WORK TO DO: Copy every line of the listing that holds the string "JSON".

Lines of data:
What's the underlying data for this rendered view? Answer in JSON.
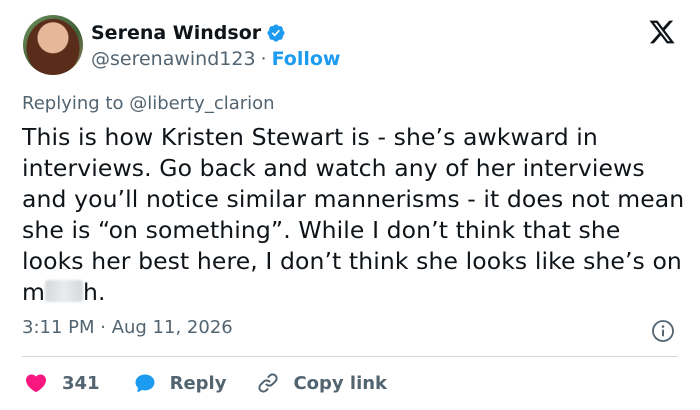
{
  "author": {
    "display_name": "Serena Windsor",
    "handle": "@serenawind123",
    "separator": "·",
    "follow_label": "Follow",
    "verified": true,
    "verified_color": "#1d9bf0"
  },
  "platform_icon": "x-logo-icon",
  "reply": {
    "prefix": "Replying to ",
    "mention": "@liberty_clarion"
  },
  "tweet": {
    "text_main": "This is how Kristen Stewart is - she’s awkward in interviews. Go back and watch any of her interviews and you’ll notice similar mannerisms - it does not mean she is “on something”. While I don’t think that she looks her best here, I don’t think she looks like she’s on m",
    "text_end": "h."
  },
  "timestamp": "3:11 PM · Aug 11, 2026",
  "actions": {
    "like_count": "341",
    "reply_label": "Reply",
    "copy_label": "Copy link",
    "like_color": "#f91880",
    "reply_color": "#1d9bf0",
    "copy_icon": "link-icon"
  },
  "colors": {
    "text": "#0f1419",
    "secondary": "#536471",
    "accent": "#1d9bf0",
    "divider": "#cfd9de"
  }
}
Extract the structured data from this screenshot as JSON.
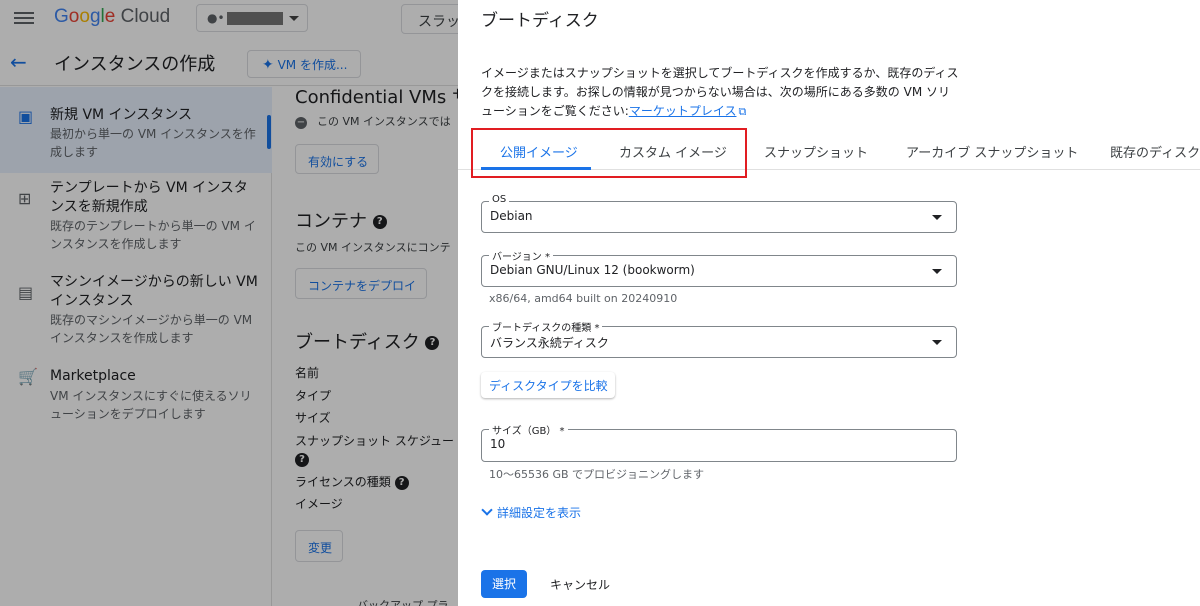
{
  "brand": {
    "name_parts": [
      {
        "text": "G",
        "color": "#4285F4"
      },
      {
        "text": "o",
        "color": "#EA4335"
      },
      {
        "text": "o",
        "color": "#FBBC05"
      },
      {
        "text": "g",
        "color": "#4285F4"
      },
      {
        "text": "l",
        "color": "#34A853"
      },
      {
        "text": "e",
        "color": "#EA4335"
      },
      {
        "text": " Cloud",
        "color": "#5f6368"
      }
    ]
  },
  "topbar": {
    "search_label": "スラッ"
  },
  "titlebar": {
    "title": "インスタンスの作成",
    "create_vm_label": "VM を作成..."
  },
  "sidebar": {
    "items": [
      {
        "title": "新規 VM インスタンス",
        "subtitle": "最初から単一の VM インスタンスを作成します",
        "icon": "add-box-icon",
        "active": true
      },
      {
        "title": "テンプレートから VM インスタンスを新規作成",
        "subtitle": "既存のテンプレートから単一の VM インスタンスを作成します",
        "icon": "template-icon",
        "active": false
      },
      {
        "title": "マシンイメージからの新しい VM インスタンス",
        "subtitle": "既存のマシンイメージから単一の VM インスタンスを作成します",
        "icon": "machine-image-icon",
        "active": false
      },
      {
        "title": "Marketplace",
        "subtitle": "VM インスタンスにすぐに使えるソリューションをデプロイします",
        "icon": "cart-icon",
        "active": false
      }
    ]
  },
  "main": {
    "confidential": {
      "title": "Confidential VMs サ",
      "text": "この VM インスタンスでは",
      "button": "有効にする"
    },
    "container": {
      "title": "コンテナ",
      "text": "この VM インスタンスにコンテ",
      "button": "コンテナをデプロイ"
    },
    "bootdisk": {
      "title": "ブートディスク",
      "props": [
        "名前",
        "タイプ",
        "サイズ",
        "スナップショット スケジュー",
        "ライセンスの種類",
        "イメージ"
      ],
      "change_button": "変更"
    },
    "backup_text": "バックアップ プラ"
  },
  "dialog": {
    "title": "ブートディスク",
    "description": "イメージまたはスナップショットを選択してブートディスクを作成するか、既存のディスクを接続します。お探しの情報が見つからない場合は、次の場所にある多数の VM ソリューションをご覧ください:",
    "marketplace_link": "マーケットプレイス",
    "tabs": [
      "公開イメージ",
      "カスタム イメージ",
      "スナップショット",
      "アーカイブ スナップショット",
      "既存のディスク"
    ],
    "active_tab": "公開イメージ",
    "os": {
      "label": "OS",
      "value": "Debian"
    },
    "version": {
      "label": "バージョン *",
      "value": "Debian GNU/Linux 12 (bookworm)",
      "hint": "x86/64, amd64 built on 20240910"
    },
    "disk_type": {
      "label": "ブートディスクの種類 *",
      "value": "バランス永続ディスク"
    },
    "compare_button": "ディスクタイプを比較",
    "size": {
      "label": "サイズ（GB） *",
      "value": "10",
      "hint": "10〜65536 GB でプロビジョニングします"
    },
    "advanced_link": "詳細設定を表示",
    "select_button": "選択",
    "cancel_button": "キャンセル"
  },
  "colors": {
    "accent": "#1a73e8",
    "highlight": "#e11d22"
  }
}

EXERCISE RESULT:
What's the underlying data for this rendered view? Answer in JSON.
Extract the structured data from this screenshot as JSON.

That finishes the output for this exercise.